_INPUT RECORDS:_
____________________

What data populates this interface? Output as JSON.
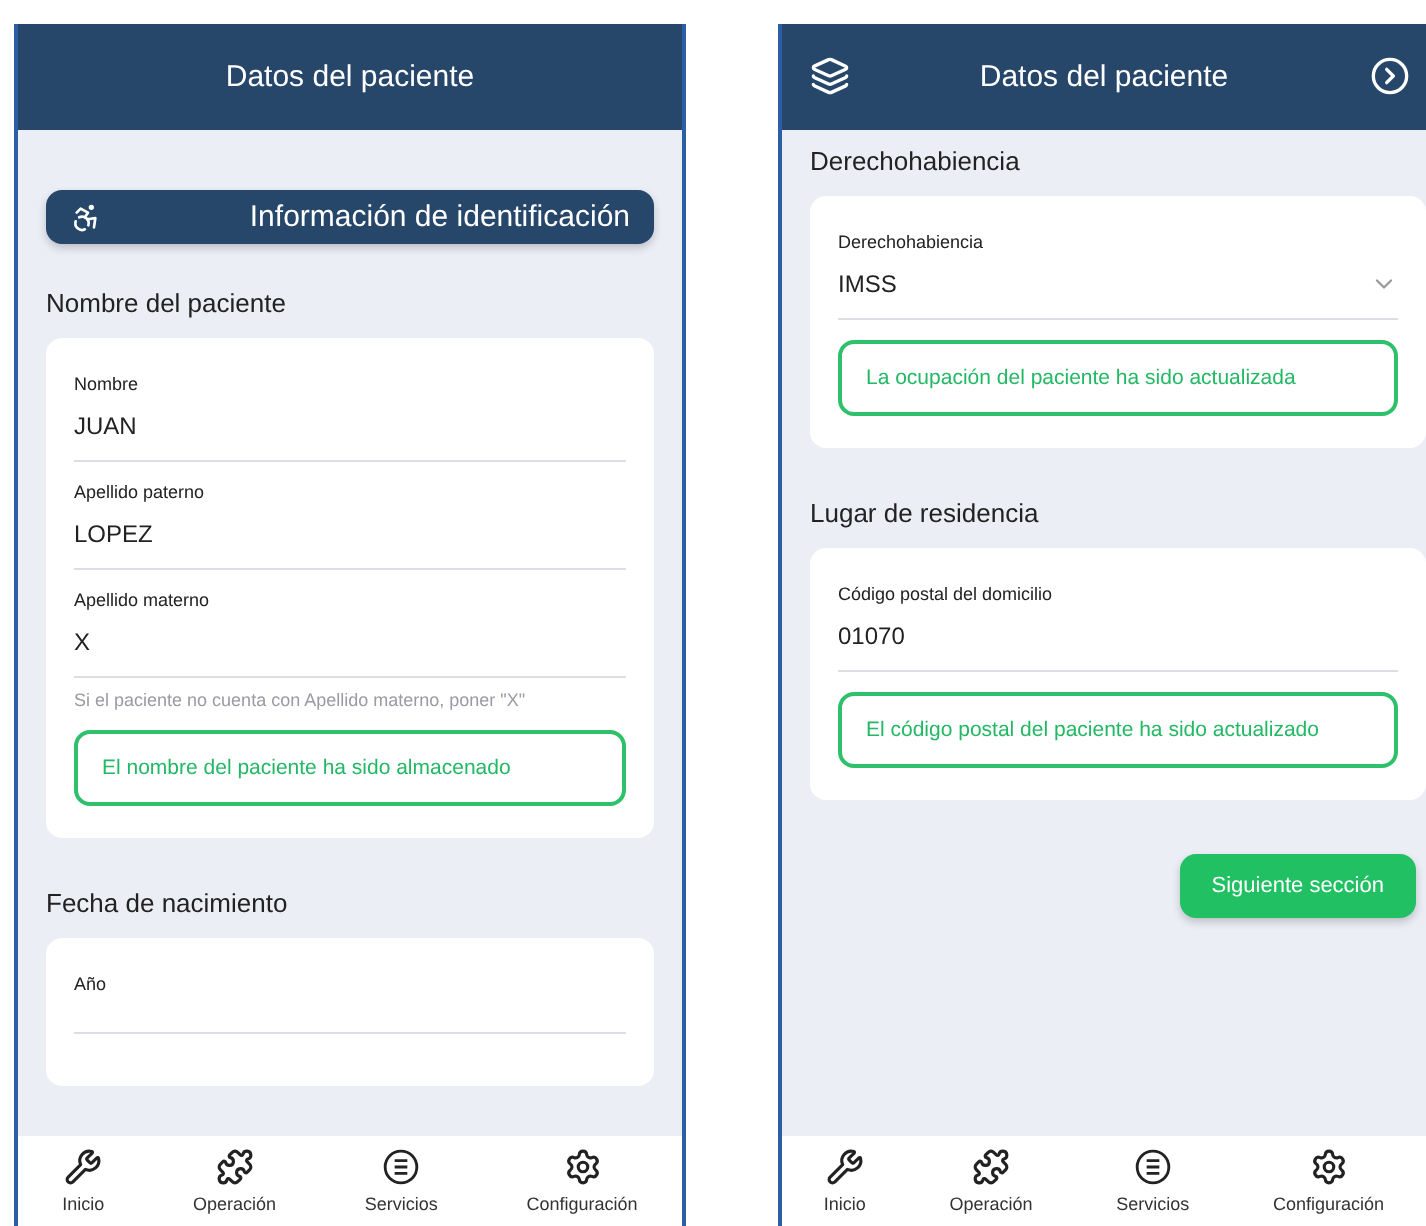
{
  "screens": [
    {
      "header": {
        "title": "Datos del paciente",
        "side_buttons": false
      },
      "cut": false,
      "blocks": [
        {
          "kind": "banner",
          "text": "Información de identificación"
        },
        {
          "kind": "heading",
          "text": "Nombre del paciente"
        },
        {
          "kind": "card",
          "fields": [
            {
              "kind": "text",
              "label": "Nombre",
              "value": "JUAN"
            },
            {
              "kind": "text",
              "label": "Apellido paterno",
              "value": "LOPEZ"
            },
            {
              "kind": "text",
              "label": "Apellido materno",
              "value": "X",
              "hint": "Si el paciente no cuenta con Apellido materno, poner \"X\""
            }
          ],
          "notice": "El nombre del paciente ha sido almacenado"
        },
        {
          "kind": "heading",
          "text": "Fecha de nacimiento"
        },
        {
          "kind": "card",
          "fields": [
            {
              "kind": "text",
              "label": "Año"
            }
          ]
        }
      ],
      "nav": [
        {
          "label": "Inicio"
        },
        {
          "label": "Operación"
        },
        {
          "label": "Servicios"
        },
        {
          "label": "Configuración"
        }
      ]
    },
    {
      "header": {
        "title": "Datos del paciente",
        "side_buttons": true
      },
      "cut": true,
      "blocks": [
        {
          "kind": "heading",
          "text": "Derechohabiencia"
        },
        {
          "kind": "card",
          "fields": [
            {
              "kind": "select",
              "label": "Derechohabiencia",
              "value": "IMSS"
            }
          ],
          "notice": "La ocupación del paciente ha sido actualizada"
        },
        {
          "kind": "heading",
          "text": "Lugar de residencia"
        },
        {
          "kind": "card",
          "fields": [
            {
              "kind": "text",
              "label": "Código postal del domicilio",
              "value": "01070"
            }
          ],
          "notice": "El código postal del paciente ha sido actualizado"
        },
        {
          "kind": "button",
          "text": "Siguiente sección"
        }
      ],
      "nav": [
        {
          "label": "Inicio"
        },
        {
          "label": "Operación"
        },
        {
          "label": "Servicios"
        },
        {
          "label": "Configuración"
        }
      ]
    }
  ]
}
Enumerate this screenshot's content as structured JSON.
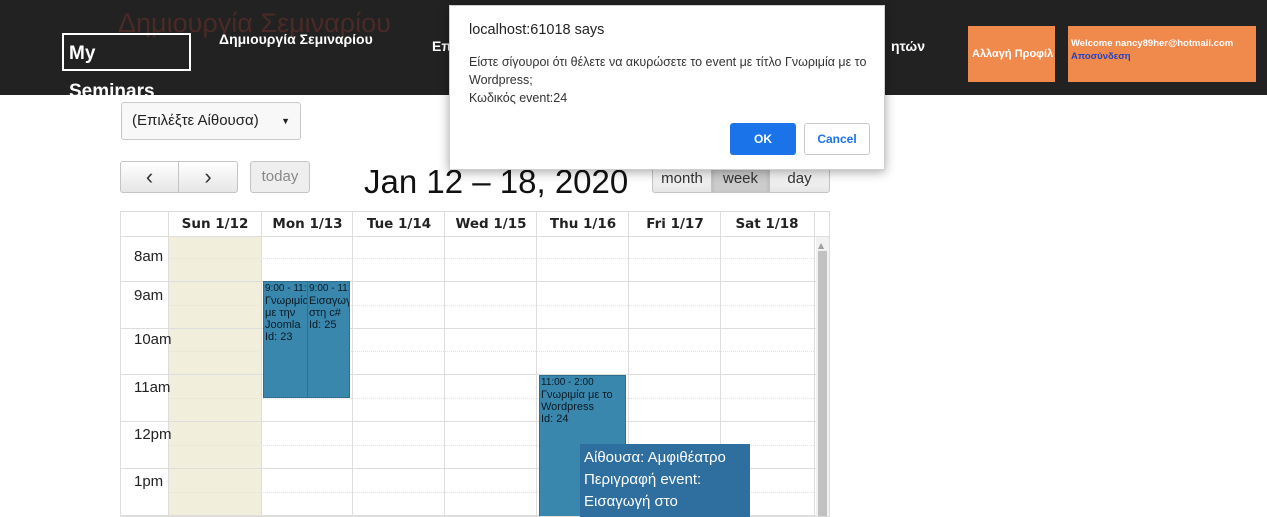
{
  "navbar": {
    "brand": "My Seminars",
    "ghost_title": "Δημιουργία Σεμιναρίου",
    "links": [
      "Δημιουργία Σεμιναρίου",
      "Επ",
      "ητών"
    ],
    "profile_button": "Αλλαγή Προφίλ",
    "welcome": "Welcome nancy89her@hotmail.com",
    "logout": "Αποσύνδεση",
    "colors": {
      "bar": "#222222",
      "accent": "#f0894c"
    }
  },
  "room_select": {
    "value": "(Επιλέξτε Αίθουσα)"
  },
  "toolbar": {
    "prev_icon": "‹",
    "next_icon": "›",
    "today_label": "today",
    "title": "Jan 12 – 18, 2020",
    "views": [
      "month",
      "week",
      "day"
    ],
    "active_view": "week"
  },
  "calendar": {
    "days": [
      "Sun 1/12",
      "Mon 1/13",
      "Tue 1/14",
      "Wed 1/15",
      "Thu 1/16",
      "Fri 1/17",
      "Sat 1/18"
    ],
    "times": [
      "8am",
      "9am",
      "10am",
      "11am",
      "12pm",
      "1pm"
    ],
    "today": "Sun 1/12",
    "events": [
      {
        "time": "9:00 - 11:00",
        "title": "Γνωριμία με την Joomla",
        "id_label": "Id: 23",
        "day": "Mon 1/13",
        "color": "#3a87ad"
      },
      {
        "time": "9:00 - 11:00",
        "title": "Εισαγωγή στη c#",
        "id_label": "Id: 25",
        "day": "Mon 1/13",
        "color": "#3a87ad"
      },
      {
        "time": "11:00 - 2:00",
        "title": "Γνωριμία με το Wordpress",
        "id_label": "Id: 24",
        "day": "Thu 1/16",
        "color": "#3a87ad"
      }
    ]
  },
  "tooltip": {
    "room": "Αίθουσα: Αμφιθέατρο",
    "desc_label": "Περιγραφή event:",
    "desc": "Εισαγωγή στο wordpress"
  },
  "dialog": {
    "title": "localhost:61018 says",
    "message": "Είστε σίγουροι ότι θέλετε να ακυρώσετε το event με τίτλο Γνωριμία με το Wordpress;\n Κωδικός event:24",
    "ok": "OK",
    "cancel": "Cancel"
  }
}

____________________

_TASK OBJECTIVE:_ Keep the pictures out of the copy and write out the data exactly as it stands.

_WRITTEN RESPONSE:_
What data populates this interface? Output as JSON.
{
  "screens": [
    {
      "header": {
        "title": "Datos del paciente",
        "side_buttons": false
      },
      "cut": false,
      "blocks": [
        {
          "kind": "banner",
          "text": "Información de identificación"
        },
        {
          "kind": "heading",
          "text": "Nombre del paciente"
        },
        {
          "kind": "card",
          "fields": [
            {
              "kind": "text",
              "label": "Nombre",
              "value": "JUAN"
            },
            {
              "kind": "text",
              "label": "Apellido paterno",
              "value": "LOPEZ"
            },
            {
              "kind": "text",
              "label": "Apellido materno",
              "value": "X",
              "hint": "Si el paciente no cuenta con Apellido materno, poner \"X\""
            }
          ],
          "notice": "El nombre del paciente ha sido almacenado"
        },
        {
          "kind": "heading",
          "text": "Fecha de nacimiento"
        },
        {
          "kind": "card",
          "fields": [
            {
              "kind": "text",
              "label": "Año"
            }
          ]
        }
      ],
      "nav": [
        {
          "label": "Inicio"
        },
        {
          "label": "Operación"
        },
        {
          "label": "Servicios"
        },
        {
          "label": "Configuración"
        }
      ]
    },
    {
      "header": {
        "title": "Datos del paciente",
        "side_buttons": true
      },
      "cut": true,
      "blocks": [
        {
          "kind": "heading",
          "text": "Derechohabiencia"
        },
        {
          "kind": "card",
          "fields": [
            {
              "kind": "select",
              "label": "Derechohabiencia",
              "value": "IMSS"
            }
          ],
          "notice": "La ocupación del paciente ha sido actualizada"
        },
        {
          "kind": "heading",
          "text": "Lugar de residencia"
        },
        {
          "kind": "card",
          "fields": [
            {
              "kind": "text",
              "label": "Código postal del domicilio",
              "value": "01070"
            }
          ],
          "notice": "El código postal del paciente ha sido actualizado"
        },
        {
          "kind": "button",
          "text": "Siguiente sección"
        }
      ],
      "nav": [
        {
          "label": "Inicio"
        },
        {
          "label": "Operación"
        },
        {
          "label": "Servicios"
        },
        {
          "label": "Configuración"
        }
      ]
    }
  ]
}
Enumerate this screenshot's content as structured JSON.
{
  "navbar": {
    "brand": "My Seminars",
    "ghost_title": "Δημιουργία Σεμιναρίου",
    "links": [
      "Δημιουργία Σεμιναρίου",
      "Επ",
      "ητών"
    ],
    "profile_button": "Αλλαγή Προφίλ",
    "welcome": "Welcome nancy89her@hotmail.com",
    "logout": "Αποσύνδεση",
    "colors": {
      "bar": "#222222",
      "accent": "#f0894c"
    }
  },
  "room_select": {
    "value": "(Επιλέξτε Αίθουσα)"
  },
  "toolbar": {
    "prev_icon": "‹",
    "next_icon": "›",
    "today_label": "today",
    "title": "Jan 12 – 18, 2020",
    "views": [
      "month",
      "week",
      "day"
    ],
    "active_view": "week"
  },
  "calendar": {
    "days": [
      "Sun 1/12",
      "Mon 1/13",
      "Tue 1/14",
      "Wed 1/15",
      "Thu 1/16",
      "Fri 1/17",
      "Sat 1/18"
    ],
    "times": [
      "8am",
      "9am",
      "10am",
      "11am",
      "12pm",
      "1pm"
    ],
    "today": "Sun 1/12",
    "events": [
      {
        "time": "9:00 - 11:00",
        "title": "Γνωριμία με την Joomla",
        "id_label": "Id: 23",
        "day": "Mon 1/13",
        "color": "#3a87ad"
      },
      {
        "time": "9:00 - 11:00",
        "title": "Εισαγωγή στη c#",
        "id_label": "Id: 25",
        "day": "Mon 1/13",
        "color": "#3a87ad"
      },
      {
        "time": "11:00 - 2:00",
        "title": "Γνωριμία με το Wordpress",
        "id_label": "Id: 24",
        "day": "Thu 1/16",
        "color": "#3a87ad"
      }
    ]
  },
  "tooltip": {
    "room": "Αίθουσα: Αμφιθέατρο",
    "desc_label": "Περιγραφή event:",
    "desc": "Εισαγωγή στο wordpress"
  },
  "dialog": {
    "title": "localhost:61018 says",
    "message": "Είστε σίγουροι ότι θέλετε να ακυρώσετε το event με τίτλο Γνωριμία με το Wordpress;\n Κωδικός event:24",
    "ok": "OK",
    "cancel": "Cancel"
  }
}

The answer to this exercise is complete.